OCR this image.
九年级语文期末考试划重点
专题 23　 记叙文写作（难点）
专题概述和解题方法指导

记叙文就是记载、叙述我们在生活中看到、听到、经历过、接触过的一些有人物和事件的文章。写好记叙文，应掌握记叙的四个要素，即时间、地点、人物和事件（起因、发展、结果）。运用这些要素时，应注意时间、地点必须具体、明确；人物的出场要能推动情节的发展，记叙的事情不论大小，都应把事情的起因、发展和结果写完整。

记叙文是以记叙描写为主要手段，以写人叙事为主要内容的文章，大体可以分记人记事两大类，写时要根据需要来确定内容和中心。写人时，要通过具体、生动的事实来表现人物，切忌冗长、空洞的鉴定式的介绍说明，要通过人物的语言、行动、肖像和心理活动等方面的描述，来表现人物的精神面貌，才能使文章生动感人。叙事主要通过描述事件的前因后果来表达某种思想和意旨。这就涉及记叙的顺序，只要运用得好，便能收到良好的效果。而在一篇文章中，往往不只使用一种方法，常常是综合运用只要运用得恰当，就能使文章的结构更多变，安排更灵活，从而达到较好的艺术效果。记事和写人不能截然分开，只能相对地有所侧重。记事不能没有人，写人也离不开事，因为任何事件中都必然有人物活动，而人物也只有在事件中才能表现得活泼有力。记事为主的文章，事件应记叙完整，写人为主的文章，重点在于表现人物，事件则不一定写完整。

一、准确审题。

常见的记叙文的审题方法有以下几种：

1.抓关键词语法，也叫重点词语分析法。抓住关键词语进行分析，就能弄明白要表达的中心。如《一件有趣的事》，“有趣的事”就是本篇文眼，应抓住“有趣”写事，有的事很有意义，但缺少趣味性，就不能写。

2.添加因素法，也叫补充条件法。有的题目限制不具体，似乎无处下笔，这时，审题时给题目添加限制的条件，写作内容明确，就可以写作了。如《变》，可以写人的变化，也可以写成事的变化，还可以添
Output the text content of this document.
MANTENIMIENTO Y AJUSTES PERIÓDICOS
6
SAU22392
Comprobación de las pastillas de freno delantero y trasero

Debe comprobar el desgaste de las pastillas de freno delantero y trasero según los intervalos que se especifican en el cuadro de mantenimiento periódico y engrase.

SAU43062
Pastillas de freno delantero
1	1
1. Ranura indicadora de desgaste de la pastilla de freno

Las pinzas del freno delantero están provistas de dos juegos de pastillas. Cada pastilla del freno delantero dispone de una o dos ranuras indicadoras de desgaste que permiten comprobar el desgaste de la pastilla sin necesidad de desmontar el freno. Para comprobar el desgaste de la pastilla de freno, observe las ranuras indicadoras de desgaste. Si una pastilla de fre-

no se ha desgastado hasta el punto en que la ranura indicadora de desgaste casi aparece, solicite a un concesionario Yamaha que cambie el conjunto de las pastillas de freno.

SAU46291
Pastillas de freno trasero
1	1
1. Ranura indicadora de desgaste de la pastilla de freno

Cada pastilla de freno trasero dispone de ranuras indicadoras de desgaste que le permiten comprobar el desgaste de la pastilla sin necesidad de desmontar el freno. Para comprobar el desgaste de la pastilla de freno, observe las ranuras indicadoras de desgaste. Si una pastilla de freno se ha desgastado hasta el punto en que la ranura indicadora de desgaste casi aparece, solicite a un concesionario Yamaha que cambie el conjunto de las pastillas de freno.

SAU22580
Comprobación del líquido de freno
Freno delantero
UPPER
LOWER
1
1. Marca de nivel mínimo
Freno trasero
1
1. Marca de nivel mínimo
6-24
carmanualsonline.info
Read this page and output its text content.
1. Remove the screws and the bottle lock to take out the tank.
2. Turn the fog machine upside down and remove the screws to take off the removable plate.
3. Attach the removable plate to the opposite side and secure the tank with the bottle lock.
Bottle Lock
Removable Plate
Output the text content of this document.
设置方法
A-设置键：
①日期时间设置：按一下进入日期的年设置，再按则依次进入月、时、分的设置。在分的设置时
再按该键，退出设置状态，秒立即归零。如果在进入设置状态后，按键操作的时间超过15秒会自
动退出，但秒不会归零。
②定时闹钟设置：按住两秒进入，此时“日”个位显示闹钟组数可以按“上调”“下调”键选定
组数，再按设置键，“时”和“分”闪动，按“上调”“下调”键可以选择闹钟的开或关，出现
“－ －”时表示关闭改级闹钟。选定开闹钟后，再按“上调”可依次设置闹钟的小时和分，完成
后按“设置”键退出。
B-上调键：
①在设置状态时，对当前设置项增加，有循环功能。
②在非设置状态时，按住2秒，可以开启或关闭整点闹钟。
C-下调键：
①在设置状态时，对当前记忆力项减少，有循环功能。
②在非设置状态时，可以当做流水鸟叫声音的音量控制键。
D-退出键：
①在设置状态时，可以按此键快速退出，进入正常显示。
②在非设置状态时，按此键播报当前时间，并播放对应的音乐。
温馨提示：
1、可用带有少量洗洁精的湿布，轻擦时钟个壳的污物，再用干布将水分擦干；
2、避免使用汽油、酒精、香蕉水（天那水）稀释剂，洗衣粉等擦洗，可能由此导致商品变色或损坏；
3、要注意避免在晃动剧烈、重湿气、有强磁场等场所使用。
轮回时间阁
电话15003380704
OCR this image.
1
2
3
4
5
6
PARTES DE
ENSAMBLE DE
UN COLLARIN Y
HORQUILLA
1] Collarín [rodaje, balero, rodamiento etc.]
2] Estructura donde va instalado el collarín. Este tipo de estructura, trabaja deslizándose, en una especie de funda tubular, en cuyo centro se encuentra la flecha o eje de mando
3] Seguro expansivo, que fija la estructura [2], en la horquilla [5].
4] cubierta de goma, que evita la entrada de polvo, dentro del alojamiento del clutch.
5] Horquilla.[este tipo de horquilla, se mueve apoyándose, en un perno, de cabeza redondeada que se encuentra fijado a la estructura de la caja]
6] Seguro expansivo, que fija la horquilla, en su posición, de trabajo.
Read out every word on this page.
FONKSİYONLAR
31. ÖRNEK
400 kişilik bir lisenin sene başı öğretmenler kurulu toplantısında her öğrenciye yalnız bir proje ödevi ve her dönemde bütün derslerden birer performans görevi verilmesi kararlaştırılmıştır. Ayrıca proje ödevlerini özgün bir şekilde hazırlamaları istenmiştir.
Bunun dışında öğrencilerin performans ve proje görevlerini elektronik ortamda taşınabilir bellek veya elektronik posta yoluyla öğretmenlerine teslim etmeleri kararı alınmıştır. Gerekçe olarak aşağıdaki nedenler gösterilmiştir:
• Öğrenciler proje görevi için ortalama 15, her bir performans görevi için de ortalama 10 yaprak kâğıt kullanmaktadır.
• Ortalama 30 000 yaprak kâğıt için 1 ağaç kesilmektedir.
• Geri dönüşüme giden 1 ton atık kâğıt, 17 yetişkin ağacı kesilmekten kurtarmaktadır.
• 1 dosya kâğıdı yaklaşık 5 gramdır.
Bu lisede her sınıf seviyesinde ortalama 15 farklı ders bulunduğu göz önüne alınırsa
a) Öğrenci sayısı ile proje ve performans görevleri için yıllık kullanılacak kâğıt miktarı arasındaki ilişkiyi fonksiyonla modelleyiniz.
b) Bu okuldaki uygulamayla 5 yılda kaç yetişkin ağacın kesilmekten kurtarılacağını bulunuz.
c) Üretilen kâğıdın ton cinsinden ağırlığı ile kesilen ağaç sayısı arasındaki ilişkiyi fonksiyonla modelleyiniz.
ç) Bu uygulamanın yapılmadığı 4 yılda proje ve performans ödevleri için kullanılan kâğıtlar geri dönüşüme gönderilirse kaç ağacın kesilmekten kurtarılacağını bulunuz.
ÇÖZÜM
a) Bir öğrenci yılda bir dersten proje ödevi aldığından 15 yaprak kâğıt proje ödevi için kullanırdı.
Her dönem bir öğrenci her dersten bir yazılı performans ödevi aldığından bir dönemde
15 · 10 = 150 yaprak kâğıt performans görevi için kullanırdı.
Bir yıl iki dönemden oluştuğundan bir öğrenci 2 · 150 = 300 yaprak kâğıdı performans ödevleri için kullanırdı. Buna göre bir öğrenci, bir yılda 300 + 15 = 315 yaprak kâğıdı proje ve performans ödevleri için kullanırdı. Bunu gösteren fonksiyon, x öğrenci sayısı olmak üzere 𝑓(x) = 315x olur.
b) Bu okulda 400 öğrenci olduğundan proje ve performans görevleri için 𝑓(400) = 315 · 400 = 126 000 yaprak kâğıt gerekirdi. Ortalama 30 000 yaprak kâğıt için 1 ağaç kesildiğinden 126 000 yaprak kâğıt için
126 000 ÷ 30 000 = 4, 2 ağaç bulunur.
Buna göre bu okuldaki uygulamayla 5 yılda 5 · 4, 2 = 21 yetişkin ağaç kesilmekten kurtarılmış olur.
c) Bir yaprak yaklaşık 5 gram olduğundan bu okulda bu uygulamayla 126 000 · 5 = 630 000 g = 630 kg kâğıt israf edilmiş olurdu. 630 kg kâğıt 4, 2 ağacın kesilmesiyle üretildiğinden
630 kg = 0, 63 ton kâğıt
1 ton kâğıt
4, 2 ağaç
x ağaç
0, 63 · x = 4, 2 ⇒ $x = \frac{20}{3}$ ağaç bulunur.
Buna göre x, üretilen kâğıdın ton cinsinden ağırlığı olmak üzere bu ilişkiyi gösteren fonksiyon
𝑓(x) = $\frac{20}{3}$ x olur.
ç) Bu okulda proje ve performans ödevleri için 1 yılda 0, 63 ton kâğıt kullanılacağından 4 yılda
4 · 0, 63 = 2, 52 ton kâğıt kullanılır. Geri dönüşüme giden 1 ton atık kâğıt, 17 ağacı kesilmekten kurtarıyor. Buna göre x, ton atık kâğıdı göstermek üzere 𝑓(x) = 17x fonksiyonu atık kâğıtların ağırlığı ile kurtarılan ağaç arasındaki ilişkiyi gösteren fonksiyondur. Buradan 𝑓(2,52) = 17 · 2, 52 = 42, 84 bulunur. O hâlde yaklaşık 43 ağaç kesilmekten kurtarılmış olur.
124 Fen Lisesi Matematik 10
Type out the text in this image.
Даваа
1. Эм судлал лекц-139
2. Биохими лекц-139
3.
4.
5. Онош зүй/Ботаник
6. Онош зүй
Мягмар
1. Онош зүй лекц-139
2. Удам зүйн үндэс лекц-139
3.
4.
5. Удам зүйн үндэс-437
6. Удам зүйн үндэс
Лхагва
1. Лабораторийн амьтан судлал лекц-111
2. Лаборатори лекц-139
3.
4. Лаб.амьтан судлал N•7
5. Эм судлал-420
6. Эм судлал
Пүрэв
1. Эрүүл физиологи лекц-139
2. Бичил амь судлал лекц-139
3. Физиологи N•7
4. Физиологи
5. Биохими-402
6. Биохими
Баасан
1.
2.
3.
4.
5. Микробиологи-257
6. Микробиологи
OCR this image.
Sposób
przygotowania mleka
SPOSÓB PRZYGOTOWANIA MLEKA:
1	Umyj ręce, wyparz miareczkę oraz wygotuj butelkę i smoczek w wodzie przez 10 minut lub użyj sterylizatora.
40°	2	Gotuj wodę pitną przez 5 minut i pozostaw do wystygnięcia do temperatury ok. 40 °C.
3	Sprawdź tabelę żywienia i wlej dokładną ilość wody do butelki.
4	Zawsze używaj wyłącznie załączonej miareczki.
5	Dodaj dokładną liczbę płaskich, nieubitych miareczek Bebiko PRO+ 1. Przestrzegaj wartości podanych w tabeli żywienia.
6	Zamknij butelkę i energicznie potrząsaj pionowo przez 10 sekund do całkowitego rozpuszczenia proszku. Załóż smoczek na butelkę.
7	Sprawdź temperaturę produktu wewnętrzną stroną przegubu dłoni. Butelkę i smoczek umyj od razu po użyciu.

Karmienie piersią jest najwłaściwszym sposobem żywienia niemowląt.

◆ **Required work**
Among the entries, how many lines contain the string "yılda"? Give the number without anything else.

◆ **Reply**
6